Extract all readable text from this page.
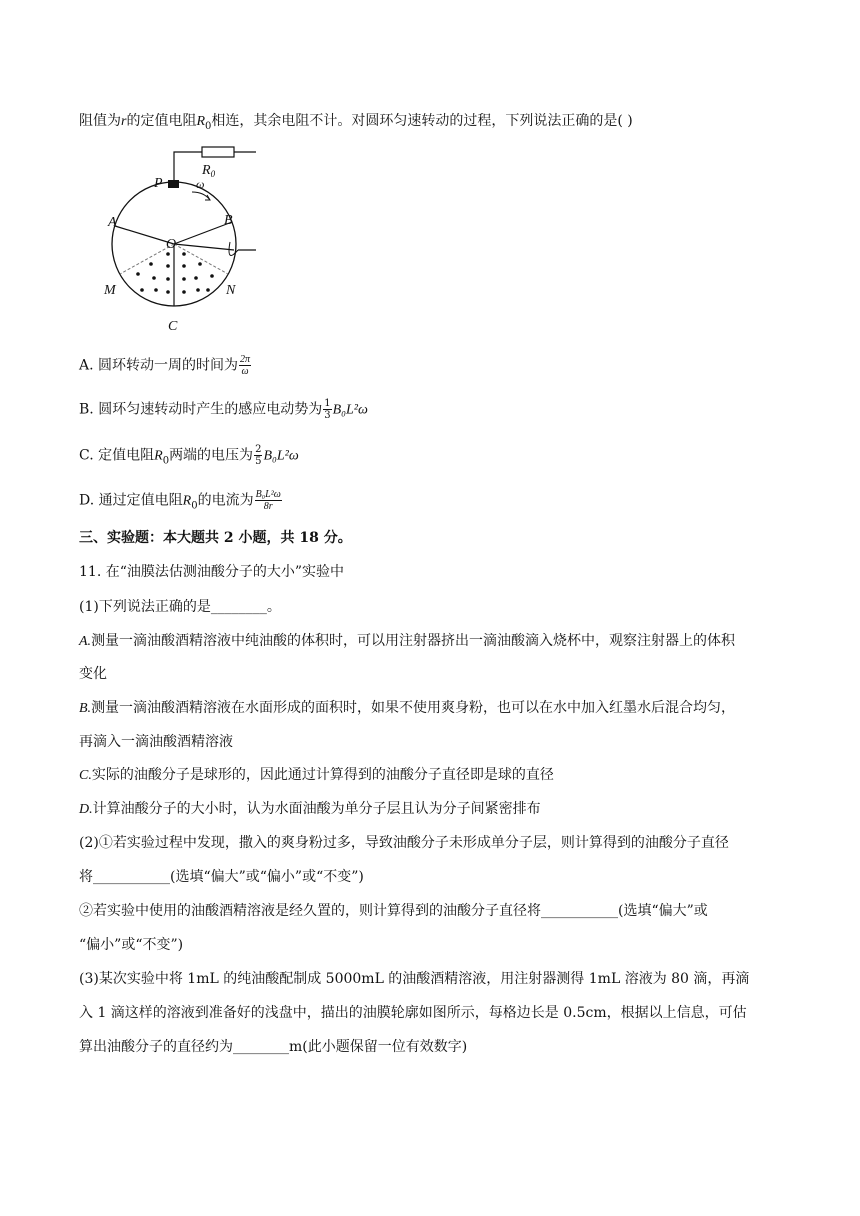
阻值为r的定值电阻$R_0$相连，其余电阻不计。对圆环匀速转动的过程，下列说法正确的是( )
$R_0$
P	ω
A	B
O
M	N
C
A. 圆环转动一周的时间为 $\frac{2\pi}{\omega}$
B. 圆环匀速转动时产生的感应电动势为 $\frac{1}{3} B_0L^2\omega$
C. 定值电阻$R_0$两端的电压为 $\frac{2}{5} B_0L^2\omega$
D. 通过定值电阻$R_0$的电流为 $\frac{\text{B₀L²ω}}{8r}$
三、实验题：本大题共 2 小题，共 18 分。
11. 在“油膜法估测油酸分子的大小”实验中
(1)下列说法正确的是________。
A.测量一滴油酸酒精溶液中纯油酸的体积时，可以用注射器挤出一滴油酸滴入烧杯中，观察注射器上的体积
变化
B.测量一滴油酸酒精溶液在水面形成的面积时，如果不使用爽身粉，也可以在水中加入红墨水后混合均匀，
再滴入一滴油酸酒精溶液
C.实际的油酸分子是球形的，因此通过计算得到的油酸分子直径即是球的直径
D.计算油酸分子的大小时，认为水面油酸为单分子层且认为分子间紧密排布
(2)①若实验过程中发现，撒入的爽身粉过多，导致油酸分子未形成单分子层，则计算得到的油酸分子直径
将___________(选填“偏大”或“偏小”或“不变”)
②若实验中使用的油酸酒精溶液是经久置的，则计算得到的油酸分子直径将___________(选填“偏大”或
“偏小”或“不变”)
(3)某次实验中将 1mL 的纯油酸配制成 5000mL 的油酸酒精溶液，用注射器测得 1mL 溶液为 80 滴，再滴
入 1 滴这样的溶液到准备好的浅盘中，描出的油膜轮廓如图所示，每格边长是 0.5cm，根据以上信息，可估
算出油酸分子的直径约为________m(此小题保留一位有效数字)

Direction -
Return all the lines that contain the string "omega".

Result of this exercise -
A. 圆环转动一周的时间为 $\frac{2\pi}{\omega}$
B. 圆环匀速转动时产生的感应电动势为 $\frac{1}{3} B_0L^2\omega$
C. 定值电阻$R_0$两端的电压为 $\frac{2}{5} B_0L^2\omega$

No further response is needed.